┌─ Dataset content

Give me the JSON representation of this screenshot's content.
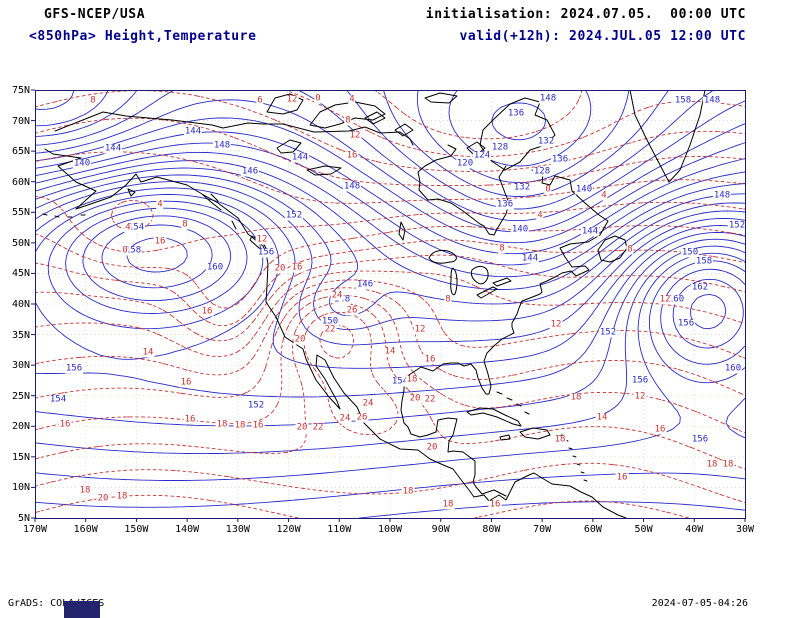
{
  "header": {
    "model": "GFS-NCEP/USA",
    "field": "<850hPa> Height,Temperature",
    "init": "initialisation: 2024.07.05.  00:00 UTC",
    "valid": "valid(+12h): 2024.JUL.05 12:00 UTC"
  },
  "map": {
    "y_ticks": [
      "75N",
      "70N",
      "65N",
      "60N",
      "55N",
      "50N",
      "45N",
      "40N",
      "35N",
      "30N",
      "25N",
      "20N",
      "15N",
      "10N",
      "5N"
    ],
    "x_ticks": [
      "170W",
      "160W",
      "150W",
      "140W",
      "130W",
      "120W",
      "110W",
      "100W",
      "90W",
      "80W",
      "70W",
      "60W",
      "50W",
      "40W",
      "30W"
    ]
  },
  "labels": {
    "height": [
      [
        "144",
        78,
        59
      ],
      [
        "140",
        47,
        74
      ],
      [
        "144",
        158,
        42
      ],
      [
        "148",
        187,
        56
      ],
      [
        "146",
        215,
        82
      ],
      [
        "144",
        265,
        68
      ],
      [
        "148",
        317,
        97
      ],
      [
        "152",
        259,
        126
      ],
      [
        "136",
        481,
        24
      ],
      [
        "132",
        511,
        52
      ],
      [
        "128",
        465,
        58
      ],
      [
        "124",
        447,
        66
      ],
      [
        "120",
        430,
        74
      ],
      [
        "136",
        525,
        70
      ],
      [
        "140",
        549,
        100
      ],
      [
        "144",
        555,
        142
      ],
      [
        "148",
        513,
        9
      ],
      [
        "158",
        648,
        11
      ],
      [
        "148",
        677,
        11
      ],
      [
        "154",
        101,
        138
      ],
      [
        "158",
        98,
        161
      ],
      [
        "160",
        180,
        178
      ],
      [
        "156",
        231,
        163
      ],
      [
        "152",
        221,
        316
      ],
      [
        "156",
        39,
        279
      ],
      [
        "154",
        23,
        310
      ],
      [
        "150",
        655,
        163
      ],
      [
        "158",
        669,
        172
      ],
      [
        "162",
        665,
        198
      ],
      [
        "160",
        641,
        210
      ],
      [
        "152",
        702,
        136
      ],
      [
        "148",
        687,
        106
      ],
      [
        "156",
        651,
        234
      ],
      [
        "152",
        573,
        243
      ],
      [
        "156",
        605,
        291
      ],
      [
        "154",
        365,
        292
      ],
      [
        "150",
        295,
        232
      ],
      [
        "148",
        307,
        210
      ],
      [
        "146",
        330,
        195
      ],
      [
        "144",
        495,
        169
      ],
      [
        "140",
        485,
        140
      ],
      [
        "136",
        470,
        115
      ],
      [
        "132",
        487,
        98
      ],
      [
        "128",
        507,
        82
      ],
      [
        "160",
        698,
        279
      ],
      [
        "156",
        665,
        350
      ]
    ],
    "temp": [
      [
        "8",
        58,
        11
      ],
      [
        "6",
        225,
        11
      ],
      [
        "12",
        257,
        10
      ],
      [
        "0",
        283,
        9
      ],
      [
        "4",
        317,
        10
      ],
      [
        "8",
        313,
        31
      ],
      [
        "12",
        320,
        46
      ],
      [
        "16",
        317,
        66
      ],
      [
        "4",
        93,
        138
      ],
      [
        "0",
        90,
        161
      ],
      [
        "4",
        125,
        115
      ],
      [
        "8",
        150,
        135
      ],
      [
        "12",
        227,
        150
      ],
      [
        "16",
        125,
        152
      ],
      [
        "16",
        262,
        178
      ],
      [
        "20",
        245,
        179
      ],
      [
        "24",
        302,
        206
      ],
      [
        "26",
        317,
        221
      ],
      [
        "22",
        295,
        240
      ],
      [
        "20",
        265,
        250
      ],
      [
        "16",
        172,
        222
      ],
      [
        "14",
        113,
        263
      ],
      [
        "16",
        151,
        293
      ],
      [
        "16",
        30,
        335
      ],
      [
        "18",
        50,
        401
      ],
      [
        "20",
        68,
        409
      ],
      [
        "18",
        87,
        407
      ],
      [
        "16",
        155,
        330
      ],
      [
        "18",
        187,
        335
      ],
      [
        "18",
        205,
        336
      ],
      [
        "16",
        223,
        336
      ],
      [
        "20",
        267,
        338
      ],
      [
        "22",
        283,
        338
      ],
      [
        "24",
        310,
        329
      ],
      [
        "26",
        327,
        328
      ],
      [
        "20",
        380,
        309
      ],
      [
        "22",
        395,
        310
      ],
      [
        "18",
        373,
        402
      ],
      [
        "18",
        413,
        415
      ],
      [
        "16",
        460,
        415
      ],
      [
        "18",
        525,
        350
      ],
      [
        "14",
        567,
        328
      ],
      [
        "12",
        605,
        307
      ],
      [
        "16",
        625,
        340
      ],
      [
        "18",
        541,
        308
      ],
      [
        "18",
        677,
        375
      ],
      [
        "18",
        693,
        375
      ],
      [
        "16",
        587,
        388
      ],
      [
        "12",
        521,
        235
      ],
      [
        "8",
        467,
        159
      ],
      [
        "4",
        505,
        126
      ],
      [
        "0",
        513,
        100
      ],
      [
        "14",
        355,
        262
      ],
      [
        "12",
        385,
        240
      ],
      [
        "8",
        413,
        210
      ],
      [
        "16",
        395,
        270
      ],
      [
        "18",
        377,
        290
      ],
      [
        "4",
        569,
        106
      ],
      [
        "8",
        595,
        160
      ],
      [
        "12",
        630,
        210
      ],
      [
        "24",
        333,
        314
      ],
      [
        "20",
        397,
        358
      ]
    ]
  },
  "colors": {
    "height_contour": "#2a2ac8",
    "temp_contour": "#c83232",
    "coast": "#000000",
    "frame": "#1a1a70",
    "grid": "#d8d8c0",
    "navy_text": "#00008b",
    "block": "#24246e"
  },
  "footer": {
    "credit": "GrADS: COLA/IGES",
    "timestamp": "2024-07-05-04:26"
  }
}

└─

* Task prompt *
Set down the records in full and exactly. Do not carry over any image.

* Answer in full *
Give me the JSON representation of this screenshot's content.
{
  "header": {
    "model": "GFS-NCEP/USA",
    "field": "<850hPa> Height,Temperature",
    "init": "initialisation: 2024.07.05.  00:00 UTC",
    "valid": "valid(+12h): 2024.JUL.05 12:00 UTC"
  },
  "map": {
    "y_ticks": [
      "75N",
      "70N",
      "65N",
      "60N",
      "55N",
      "50N",
      "45N",
      "40N",
      "35N",
      "30N",
      "25N",
      "20N",
      "15N",
      "10N",
      "5N"
    ],
    "x_ticks": [
      "170W",
      "160W",
      "150W",
      "140W",
      "130W",
      "120W",
      "110W",
      "100W",
      "90W",
      "80W",
      "70W",
      "60W",
      "50W",
      "40W",
      "30W"
    ]
  },
  "labels": {
    "height": [
      [
        "144",
        78,
        59
      ],
      [
        "140",
        47,
        74
      ],
      [
        "144",
        158,
        42
      ],
      [
        "148",
        187,
        56
      ],
      [
        "146",
        215,
        82
      ],
      [
        "144",
        265,
        68
      ],
      [
        "148",
        317,
        97
      ],
      [
        "152",
        259,
        126
      ],
      [
        "136",
        481,
        24
      ],
      [
        "132",
        511,
        52
      ],
      [
        "128",
        465,
        58
      ],
      [
        "124",
        447,
        66
      ],
      [
        "120",
        430,
        74
      ],
      [
        "136",
        525,
        70
      ],
      [
        "140",
        549,
        100
      ],
      [
        "144",
        555,
        142
      ],
      [
        "148",
        513,
        9
      ],
      [
        "158",
        648,
        11
      ],
      [
        "148",
        677,
        11
      ],
      [
        "154",
        101,
        138
      ],
      [
        "158",
        98,
        161
      ],
      [
        "160",
        180,
        178
      ],
      [
        "156",
        231,
        163
      ],
      [
        "152",
        221,
        316
      ],
      [
        "156",
        39,
        279
      ],
      [
        "154",
        23,
        310
      ],
      [
        "150",
        655,
        163
      ],
      [
        "158",
        669,
        172
      ],
      [
        "162",
        665,
        198
      ],
      [
        "160",
        641,
        210
      ],
      [
        "152",
        702,
        136
      ],
      [
        "148",
        687,
        106
      ],
      [
        "156",
        651,
        234
      ],
      [
        "152",
        573,
        243
      ],
      [
        "156",
        605,
        291
      ],
      [
        "154",
        365,
        292
      ],
      [
        "150",
        295,
        232
      ],
      [
        "148",
        307,
        210
      ],
      [
        "146",
        330,
        195
      ],
      [
        "144",
        495,
        169
      ],
      [
        "140",
        485,
        140
      ],
      [
        "136",
        470,
        115
      ],
      [
        "132",
        487,
        98
      ],
      [
        "128",
        507,
        82
      ],
      [
        "160",
        698,
        279
      ],
      [
        "156",
        665,
        350
      ]
    ],
    "temp": [
      [
        "8",
        58,
        11
      ],
      [
        "6",
        225,
        11
      ],
      [
        "12",
        257,
        10
      ],
      [
        "0",
        283,
        9
      ],
      [
        "4",
        317,
        10
      ],
      [
        "8",
        313,
        31
      ],
      [
        "12",
        320,
        46
      ],
      [
        "16",
        317,
        66
      ],
      [
        "4",
        93,
        138
      ],
      [
        "0",
        90,
        161
      ],
      [
        "4",
        125,
        115
      ],
      [
        "8",
        150,
        135
      ],
      [
        "12",
        227,
        150
      ],
      [
        "16",
        125,
        152
      ],
      [
        "16",
        262,
        178
      ],
      [
        "20",
        245,
        179
      ],
      [
        "24",
        302,
        206
      ],
      [
        "26",
        317,
        221
      ],
      [
        "22",
        295,
        240
      ],
      [
        "20",
        265,
        250
      ],
      [
        "16",
        172,
        222
      ],
      [
        "14",
        113,
        263
      ],
      [
        "16",
        151,
        293
      ],
      [
        "16",
        30,
        335
      ],
      [
        "18",
        50,
        401
      ],
      [
        "20",
        68,
        409
      ],
      [
        "18",
        87,
        407
      ],
      [
        "16",
        155,
        330
      ],
      [
        "18",
        187,
        335
      ],
      [
        "18",
        205,
        336
      ],
      [
        "16",
        223,
        336
      ],
      [
        "20",
        267,
        338
      ],
      [
        "22",
        283,
        338
      ],
      [
        "24",
        310,
        329
      ],
      [
        "26",
        327,
        328
      ],
      [
        "20",
        380,
        309
      ],
      [
        "22",
        395,
        310
      ],
      [
        "18",
        373,
        402
      ],
      [
        "18",
        413,
        415
      ],
      [
        "16",
        460,
        415
      ],
      [
        "18",
        525,
        350
      ],
      [
        "14",
        567,
        328
      ],
      [
        "12",
        605,
        307
      ],
      [
        "16",
        625,
        340
      ],
      [
        "18",
        541,
        308
      ],
      [
        "18",
        677,
        375
      ],
      [
        "18",
        693,
        375
      ],
      [
        "16",
        587,
        388
      ],
      [
        "12",
        521,
        235
      ],
      [
        "8",
        467,
        159
      ],
      [
        "4",
        505,
        126
      ],
      [
        "0",
        513,
        100
      ],
      [
        "14",
        355,
        262
      ],
      [
        "12",
        385,
        240
      ],
      [
        "8",
        413,
        210
      ],
      [
        "16",
        395,
        270
      ],
      [
        "18",
        377,
        290
      ],
      [
        "4",
        569,
        106
      ],
      [
        "8",
        595,
        160
      ],
      [
        "12",
        630,
        210
      ],
      [
        "24",
        333,
        314
      ],
      [
        "20",
        397,
        358
      ]
    ]
  },
  "colors": {
    "height_contour": "#2a2ac8",
    "temp_contour": "#c83232",
    "coast": "#000000",
    "frame": "#1a1a70",
    "grid": "#d8d8c0",
    "navy_text": "#00008b",
    "block": "#24246e"
  },
  "footer": {
    "credit": "GrADS: COLA/IGES",
    "timestamp": "2024-07-05-04:26"
  }
}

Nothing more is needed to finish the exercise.